Excerpted data =
+ + + + + + +
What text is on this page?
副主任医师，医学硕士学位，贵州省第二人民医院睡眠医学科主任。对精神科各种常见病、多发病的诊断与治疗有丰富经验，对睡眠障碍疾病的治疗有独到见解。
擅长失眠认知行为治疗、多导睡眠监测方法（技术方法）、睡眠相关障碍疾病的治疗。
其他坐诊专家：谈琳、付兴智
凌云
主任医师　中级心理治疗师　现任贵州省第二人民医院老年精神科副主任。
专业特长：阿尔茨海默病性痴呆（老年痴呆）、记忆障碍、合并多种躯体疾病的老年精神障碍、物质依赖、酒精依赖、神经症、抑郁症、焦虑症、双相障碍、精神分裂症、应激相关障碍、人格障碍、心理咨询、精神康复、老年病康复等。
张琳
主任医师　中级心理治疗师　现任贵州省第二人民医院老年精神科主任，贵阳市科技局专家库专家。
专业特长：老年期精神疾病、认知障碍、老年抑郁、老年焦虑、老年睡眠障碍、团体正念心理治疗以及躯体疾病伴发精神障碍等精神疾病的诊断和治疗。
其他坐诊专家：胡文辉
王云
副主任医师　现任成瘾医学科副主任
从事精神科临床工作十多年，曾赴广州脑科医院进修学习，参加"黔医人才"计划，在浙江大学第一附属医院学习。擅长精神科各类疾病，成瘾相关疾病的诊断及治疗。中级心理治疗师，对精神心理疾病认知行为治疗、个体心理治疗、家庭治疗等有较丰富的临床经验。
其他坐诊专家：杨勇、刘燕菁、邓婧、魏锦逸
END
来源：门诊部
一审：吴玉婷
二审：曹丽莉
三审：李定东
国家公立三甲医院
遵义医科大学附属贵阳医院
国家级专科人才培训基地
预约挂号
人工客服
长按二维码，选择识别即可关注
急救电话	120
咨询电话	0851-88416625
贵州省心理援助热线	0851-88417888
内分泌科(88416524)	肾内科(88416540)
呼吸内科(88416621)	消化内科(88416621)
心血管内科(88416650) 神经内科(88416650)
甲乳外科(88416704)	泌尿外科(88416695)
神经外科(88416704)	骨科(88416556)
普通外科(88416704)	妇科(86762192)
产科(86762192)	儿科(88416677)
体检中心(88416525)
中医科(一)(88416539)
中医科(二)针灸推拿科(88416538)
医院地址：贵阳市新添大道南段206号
+ + + + + + +
Directions =
Transcribe the whole listing exactly.

The output =
What text is on this page?
副主任医师，医学硕士学位，贵州省第二人民医院睡眠医学科主任。对精神科各种常见病、多发病的诊断与治疗有丰富经验，对睡眠障碍疾病的治疗有独到见解。
擅长失眠认知行为治疗、多导睡眠监测方法（技术方法）、睡眠相关障碍疾病的治疗。
其他坐诊专家：谈琳、付兴智
凌云
主任医师　中级心理治疗师　现任贵州省第二人民医院老年精神科副主任。
专业特长：阿尔茨海默病性痴呆（老年痴呆）、记忆障碍、合并多种躯体疾病的老年精神障碍、物质依赖、酒精依赖、神经症、抑郁症、焦虑症、双相障碍、精神分裂症、应激相关障碍、人格障碍、心理咨询、精神康复、老年病康复等。
张琳
主任医师　中级心理治疗师　现任贵州省第二人民医院老年精神科主任，贵阳市科技局专家库专家。
专业特长：老年期精神疾病、认知障碍、老年抑郁、老年焦虑、老年睡眠障碍、团体正念心理治疗以及躯体疾病伴发精神障碍等精神疾病的诊断和治疗。
其他坐诊专家：胡文辉
王云
副主任医师　现任成瘾医学科副主任
从事精神科临床工作十多年，曾赴广州脑科医院进修学习，参加"黔医人才"计划，在浙江大学第一附属医院学习。擅长精神科各类疾病，成瘾相关疾病的诊断及治疗。中级心理治疗师，对精神心理疾病认知行为治疗、个体心理治疗、家庭治疗等有较丰富的临床经验。
其他坐诊专家：杨勇、刘燕菁、邓婧、魏锦逸
END
来源：门诊部
一审：吴玉婷
二审：曹丽莉
三审：李定东
国家公立三甲医院
遵义医科大学附属贵阳医院
国家级专科人才培训基地
预约挂号
人工客服
长按二维码，选择识别即可关注
急救电话	120
咨询电话	0851-88416625
贵州省心理援助热线	0851-88417888
内分泌科(88416524)	肾内科(88416540)
呼吸内科(88416621)	消化内科(88416621)
心血管内科(88416650) 神经内科(88416650)
甲乳外科(88416704)	泌尿外科(88416695)
神经外科(88416704)	骨科(88416556)
普通外科(88416704)	妇科(86762192)
产科(86762192)	儿科(88416677)
体检中心(88416525)
中医科(一)(88416539)
中医科(二)针灸推拿科(88416538)
医院地址：贵阳市新添大道南段206号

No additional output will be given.